### [Exercise instructions]
Copy every line of the following data that includes the string "summer".

### [Information shown]
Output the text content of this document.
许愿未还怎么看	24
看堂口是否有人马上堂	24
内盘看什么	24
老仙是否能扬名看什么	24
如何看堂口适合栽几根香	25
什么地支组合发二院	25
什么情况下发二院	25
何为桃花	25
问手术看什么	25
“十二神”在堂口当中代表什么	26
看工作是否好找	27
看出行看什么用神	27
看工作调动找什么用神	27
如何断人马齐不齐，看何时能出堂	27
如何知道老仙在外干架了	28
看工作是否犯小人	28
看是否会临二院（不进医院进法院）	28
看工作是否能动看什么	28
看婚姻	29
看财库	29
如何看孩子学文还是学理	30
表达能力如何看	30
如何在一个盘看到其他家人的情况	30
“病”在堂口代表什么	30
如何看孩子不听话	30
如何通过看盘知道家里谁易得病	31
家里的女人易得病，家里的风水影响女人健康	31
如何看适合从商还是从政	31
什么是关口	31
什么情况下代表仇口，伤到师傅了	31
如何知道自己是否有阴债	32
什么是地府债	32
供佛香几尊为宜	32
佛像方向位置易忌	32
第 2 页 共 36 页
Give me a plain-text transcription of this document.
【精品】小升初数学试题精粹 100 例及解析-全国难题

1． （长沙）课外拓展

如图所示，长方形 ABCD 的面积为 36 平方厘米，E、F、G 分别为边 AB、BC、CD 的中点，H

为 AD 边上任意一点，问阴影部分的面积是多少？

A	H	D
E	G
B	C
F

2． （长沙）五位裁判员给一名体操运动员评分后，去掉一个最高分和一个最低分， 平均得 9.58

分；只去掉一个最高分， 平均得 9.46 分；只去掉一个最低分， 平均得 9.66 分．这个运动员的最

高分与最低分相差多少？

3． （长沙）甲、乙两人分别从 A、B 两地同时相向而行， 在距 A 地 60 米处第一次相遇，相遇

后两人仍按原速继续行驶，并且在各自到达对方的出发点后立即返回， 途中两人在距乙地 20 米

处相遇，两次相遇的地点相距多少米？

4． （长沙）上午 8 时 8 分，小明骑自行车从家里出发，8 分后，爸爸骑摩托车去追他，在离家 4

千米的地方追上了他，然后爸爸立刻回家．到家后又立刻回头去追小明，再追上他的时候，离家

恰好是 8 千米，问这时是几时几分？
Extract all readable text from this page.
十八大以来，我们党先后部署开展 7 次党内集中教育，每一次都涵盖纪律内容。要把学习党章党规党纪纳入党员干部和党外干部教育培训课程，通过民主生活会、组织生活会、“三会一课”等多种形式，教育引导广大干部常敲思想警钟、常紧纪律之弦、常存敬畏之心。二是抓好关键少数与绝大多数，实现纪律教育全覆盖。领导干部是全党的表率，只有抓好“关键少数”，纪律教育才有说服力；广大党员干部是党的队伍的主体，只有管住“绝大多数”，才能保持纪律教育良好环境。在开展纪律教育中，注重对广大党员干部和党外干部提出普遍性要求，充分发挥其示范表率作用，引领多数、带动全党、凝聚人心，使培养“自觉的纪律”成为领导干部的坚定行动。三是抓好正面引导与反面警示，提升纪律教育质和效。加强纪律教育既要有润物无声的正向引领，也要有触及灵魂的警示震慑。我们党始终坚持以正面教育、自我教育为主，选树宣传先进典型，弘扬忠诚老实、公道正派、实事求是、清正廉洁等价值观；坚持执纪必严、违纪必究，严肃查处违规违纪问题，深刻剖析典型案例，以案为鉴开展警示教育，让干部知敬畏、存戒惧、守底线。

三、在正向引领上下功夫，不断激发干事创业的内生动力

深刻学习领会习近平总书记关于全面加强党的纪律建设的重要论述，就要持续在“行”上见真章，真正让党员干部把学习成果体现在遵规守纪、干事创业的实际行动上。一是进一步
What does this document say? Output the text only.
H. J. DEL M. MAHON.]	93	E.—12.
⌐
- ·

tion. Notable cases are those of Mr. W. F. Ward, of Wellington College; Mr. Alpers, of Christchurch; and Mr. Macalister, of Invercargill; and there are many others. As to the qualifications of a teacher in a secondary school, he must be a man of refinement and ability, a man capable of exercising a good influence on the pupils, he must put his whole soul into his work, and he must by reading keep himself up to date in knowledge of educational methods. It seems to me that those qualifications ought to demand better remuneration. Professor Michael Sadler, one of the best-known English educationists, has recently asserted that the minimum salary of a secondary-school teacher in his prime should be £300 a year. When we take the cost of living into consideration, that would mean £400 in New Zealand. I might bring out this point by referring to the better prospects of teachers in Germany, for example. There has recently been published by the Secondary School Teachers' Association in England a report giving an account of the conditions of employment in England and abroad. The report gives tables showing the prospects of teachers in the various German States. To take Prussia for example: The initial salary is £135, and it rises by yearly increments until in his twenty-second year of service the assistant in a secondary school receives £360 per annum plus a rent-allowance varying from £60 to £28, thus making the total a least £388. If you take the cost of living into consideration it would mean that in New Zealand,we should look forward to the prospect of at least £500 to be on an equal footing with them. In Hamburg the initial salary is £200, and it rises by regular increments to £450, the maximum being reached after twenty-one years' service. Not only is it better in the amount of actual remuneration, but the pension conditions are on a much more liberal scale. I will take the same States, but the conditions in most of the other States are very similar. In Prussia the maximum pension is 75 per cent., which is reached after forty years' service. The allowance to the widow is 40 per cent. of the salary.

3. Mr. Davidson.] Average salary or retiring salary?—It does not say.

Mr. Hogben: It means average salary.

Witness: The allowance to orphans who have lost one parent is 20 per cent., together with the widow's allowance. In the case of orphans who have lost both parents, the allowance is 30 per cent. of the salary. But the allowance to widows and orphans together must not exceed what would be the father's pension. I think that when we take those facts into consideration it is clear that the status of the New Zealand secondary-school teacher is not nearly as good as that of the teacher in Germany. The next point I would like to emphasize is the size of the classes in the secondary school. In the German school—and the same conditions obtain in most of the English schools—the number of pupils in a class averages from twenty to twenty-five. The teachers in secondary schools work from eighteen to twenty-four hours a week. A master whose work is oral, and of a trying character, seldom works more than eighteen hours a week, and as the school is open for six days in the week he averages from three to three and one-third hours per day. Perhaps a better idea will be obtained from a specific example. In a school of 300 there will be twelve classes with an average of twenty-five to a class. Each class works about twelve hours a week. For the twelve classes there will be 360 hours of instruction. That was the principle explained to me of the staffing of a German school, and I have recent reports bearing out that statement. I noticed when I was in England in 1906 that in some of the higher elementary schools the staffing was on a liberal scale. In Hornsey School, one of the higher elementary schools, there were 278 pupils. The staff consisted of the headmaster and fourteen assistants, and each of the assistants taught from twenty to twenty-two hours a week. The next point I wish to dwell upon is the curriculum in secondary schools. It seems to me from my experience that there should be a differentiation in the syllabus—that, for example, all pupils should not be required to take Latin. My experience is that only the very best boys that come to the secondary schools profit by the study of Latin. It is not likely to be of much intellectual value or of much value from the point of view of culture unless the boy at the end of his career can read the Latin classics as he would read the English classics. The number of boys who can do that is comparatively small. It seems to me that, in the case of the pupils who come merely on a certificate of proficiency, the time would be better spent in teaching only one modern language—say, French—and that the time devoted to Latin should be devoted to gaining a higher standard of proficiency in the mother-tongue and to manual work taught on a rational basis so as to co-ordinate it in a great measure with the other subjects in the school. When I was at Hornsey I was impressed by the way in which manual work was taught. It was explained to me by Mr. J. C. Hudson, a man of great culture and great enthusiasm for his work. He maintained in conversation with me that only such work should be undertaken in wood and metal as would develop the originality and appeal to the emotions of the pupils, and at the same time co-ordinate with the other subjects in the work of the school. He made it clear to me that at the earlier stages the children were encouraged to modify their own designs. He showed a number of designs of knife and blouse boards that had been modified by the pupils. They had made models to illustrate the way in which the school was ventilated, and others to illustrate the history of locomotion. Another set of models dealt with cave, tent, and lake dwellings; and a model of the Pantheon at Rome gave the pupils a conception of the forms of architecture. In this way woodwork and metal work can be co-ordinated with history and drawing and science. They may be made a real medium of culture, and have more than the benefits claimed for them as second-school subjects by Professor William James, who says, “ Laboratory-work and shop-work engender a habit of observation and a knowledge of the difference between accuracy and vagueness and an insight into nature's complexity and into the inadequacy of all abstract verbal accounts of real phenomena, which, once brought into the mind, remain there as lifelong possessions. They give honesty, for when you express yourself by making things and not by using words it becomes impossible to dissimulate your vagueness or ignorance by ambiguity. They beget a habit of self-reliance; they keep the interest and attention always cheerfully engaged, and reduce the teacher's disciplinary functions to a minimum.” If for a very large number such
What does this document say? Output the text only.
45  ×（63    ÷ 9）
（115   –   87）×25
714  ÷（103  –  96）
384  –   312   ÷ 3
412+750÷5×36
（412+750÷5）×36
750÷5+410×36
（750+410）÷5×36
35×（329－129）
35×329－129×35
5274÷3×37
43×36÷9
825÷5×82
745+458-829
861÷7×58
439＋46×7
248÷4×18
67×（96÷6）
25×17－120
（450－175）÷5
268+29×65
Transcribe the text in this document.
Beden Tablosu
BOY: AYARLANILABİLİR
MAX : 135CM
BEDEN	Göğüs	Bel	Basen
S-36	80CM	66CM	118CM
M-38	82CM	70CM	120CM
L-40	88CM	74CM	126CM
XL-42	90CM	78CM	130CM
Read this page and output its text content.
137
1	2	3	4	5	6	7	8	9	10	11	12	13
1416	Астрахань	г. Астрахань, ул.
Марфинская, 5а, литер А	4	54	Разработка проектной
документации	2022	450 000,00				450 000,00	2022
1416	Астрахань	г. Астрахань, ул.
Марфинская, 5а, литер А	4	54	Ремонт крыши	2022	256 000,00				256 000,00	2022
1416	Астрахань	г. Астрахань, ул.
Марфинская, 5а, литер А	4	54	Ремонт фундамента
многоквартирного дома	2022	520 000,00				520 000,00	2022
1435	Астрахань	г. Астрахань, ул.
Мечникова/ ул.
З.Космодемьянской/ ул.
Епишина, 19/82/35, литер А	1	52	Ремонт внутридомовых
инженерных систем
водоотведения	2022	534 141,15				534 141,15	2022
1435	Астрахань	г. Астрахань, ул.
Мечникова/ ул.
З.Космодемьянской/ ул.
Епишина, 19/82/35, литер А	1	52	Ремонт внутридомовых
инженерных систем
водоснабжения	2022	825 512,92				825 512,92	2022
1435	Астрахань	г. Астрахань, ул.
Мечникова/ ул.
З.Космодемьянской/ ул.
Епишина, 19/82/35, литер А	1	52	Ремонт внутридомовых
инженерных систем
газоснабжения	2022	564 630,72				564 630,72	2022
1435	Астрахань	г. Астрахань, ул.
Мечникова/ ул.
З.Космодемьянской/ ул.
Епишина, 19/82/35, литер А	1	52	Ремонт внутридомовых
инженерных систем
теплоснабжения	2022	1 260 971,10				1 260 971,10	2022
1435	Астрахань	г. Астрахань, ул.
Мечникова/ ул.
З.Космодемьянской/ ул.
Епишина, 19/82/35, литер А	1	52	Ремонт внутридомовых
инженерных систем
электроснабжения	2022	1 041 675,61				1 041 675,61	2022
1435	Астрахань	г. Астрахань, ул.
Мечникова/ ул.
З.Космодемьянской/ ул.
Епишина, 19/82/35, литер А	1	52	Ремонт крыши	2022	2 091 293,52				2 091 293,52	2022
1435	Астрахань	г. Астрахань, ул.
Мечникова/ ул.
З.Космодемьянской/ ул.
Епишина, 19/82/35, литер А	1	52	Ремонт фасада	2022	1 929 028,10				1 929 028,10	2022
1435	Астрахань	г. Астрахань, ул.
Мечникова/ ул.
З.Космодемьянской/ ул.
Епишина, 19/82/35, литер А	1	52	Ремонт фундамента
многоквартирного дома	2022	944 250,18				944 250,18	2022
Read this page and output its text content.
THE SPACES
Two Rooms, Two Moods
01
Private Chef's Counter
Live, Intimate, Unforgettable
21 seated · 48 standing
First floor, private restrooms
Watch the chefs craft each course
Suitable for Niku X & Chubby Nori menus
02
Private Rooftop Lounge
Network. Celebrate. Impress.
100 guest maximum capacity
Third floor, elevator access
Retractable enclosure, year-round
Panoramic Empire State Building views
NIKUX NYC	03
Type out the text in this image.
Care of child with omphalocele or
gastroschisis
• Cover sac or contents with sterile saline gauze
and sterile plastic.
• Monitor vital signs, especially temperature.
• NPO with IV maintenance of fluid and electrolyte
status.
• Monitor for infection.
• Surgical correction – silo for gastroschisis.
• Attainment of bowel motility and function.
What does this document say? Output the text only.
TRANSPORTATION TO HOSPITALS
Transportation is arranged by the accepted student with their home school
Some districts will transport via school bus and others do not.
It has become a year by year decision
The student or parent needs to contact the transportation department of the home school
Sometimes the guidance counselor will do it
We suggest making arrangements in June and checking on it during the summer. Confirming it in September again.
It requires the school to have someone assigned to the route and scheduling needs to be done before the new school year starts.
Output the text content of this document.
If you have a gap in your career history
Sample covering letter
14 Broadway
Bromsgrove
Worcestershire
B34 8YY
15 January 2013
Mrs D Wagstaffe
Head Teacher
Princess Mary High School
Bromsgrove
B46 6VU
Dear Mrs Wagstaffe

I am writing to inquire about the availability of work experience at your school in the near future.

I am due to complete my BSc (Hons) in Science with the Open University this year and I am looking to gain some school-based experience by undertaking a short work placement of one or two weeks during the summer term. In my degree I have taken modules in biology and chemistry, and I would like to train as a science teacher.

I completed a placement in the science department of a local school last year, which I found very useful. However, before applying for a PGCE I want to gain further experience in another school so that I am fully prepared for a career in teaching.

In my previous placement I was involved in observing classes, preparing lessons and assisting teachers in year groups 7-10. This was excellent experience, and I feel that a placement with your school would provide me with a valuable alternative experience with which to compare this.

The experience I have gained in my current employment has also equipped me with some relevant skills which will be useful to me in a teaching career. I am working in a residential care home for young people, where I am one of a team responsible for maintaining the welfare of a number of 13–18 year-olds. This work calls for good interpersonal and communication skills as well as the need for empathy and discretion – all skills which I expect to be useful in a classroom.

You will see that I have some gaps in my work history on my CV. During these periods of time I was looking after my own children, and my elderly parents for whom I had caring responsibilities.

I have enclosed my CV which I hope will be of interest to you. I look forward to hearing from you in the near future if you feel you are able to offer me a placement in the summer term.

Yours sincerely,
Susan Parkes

### [Solution]
We suggest making arrangements in June and checking on it during the summer. Confirming it in September again.
I am due to complete my BSc (Hons) in Science with the Open University this year and I am looking to gain some school-based experience by undertaking a short work placement of one or two weeks during the summer term. In my degree I have taken modules in biology and chemistry, and I would like to train as a science teacher.
I have enclosed my CV which I hope will be of interest to you. I look forward to hearing from you in the near future if you feel you are able to offer me a placement in the summer term.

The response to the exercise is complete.